_Instruction:_
The entries that follow should be written out exactly.

_Records supplied:_
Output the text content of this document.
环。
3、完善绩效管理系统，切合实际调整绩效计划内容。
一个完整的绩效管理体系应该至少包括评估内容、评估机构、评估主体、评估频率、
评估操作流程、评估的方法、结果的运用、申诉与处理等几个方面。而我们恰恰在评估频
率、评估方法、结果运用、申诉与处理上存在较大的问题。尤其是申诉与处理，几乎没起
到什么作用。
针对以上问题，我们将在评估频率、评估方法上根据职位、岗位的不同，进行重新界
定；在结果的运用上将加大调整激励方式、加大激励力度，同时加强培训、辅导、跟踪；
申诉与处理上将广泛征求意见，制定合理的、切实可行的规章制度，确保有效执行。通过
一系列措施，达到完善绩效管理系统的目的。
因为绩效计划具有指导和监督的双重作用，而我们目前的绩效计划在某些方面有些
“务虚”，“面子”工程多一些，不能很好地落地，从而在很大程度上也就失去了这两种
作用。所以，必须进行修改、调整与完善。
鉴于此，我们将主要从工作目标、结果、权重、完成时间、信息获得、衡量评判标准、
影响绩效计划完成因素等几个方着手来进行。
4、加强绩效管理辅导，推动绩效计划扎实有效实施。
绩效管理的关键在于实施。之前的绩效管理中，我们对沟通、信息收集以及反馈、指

_Result of this exercise:_
Output the text content of this document.
环。
3、完善绩效管理系统，切合实际调整绩效计划内容。
一个完整的绩效管理体系应该至少包括评估内容、评估机构、评估主体、评估频率、
评估操作流程、评估的方法、结果的运用、申诉与处理等几个方面。而我们恰恰在评估频
率、评估方法、结果运用、申诉与处理上存在较大的问题。尤其是申诉与处理，几乎没起
到什么作用。
针对以上问题，我们将在评估频率、评估方法上根据职位、岗位的不同，进行重新界
定；在结果的运用上将加大调整激励方式、加大激励力度，同时加强培训、辅导、跟踪；
申诉与处理上将广泛征求意见，制定合理的、切实可行的规章制度，确保有效执行。通过
一系列措施，达到完善绩效管理系统的目的。
因为绩效计划具有指导和监督的双重作用，而我们目前的绩效计划在某些方面有些
“务虚”，“面子”工程多一些，不能很好地落地，从而在很大程度上也就失去了这两种
作用。所以，必须进行修改、调整与完善。
鉴于此，我们将主要从工作目标、结果、权重、完成时间、信息获得、衡量评判标准、
影响绩效计划完成因素等几个方着手来进行。
4、加强绩效管理辅导，推动绩效计划扎实有效实施。
绩效管理的关键在于实施。之前的绩效管理中，我们对沟通、信息收集以及反馈、指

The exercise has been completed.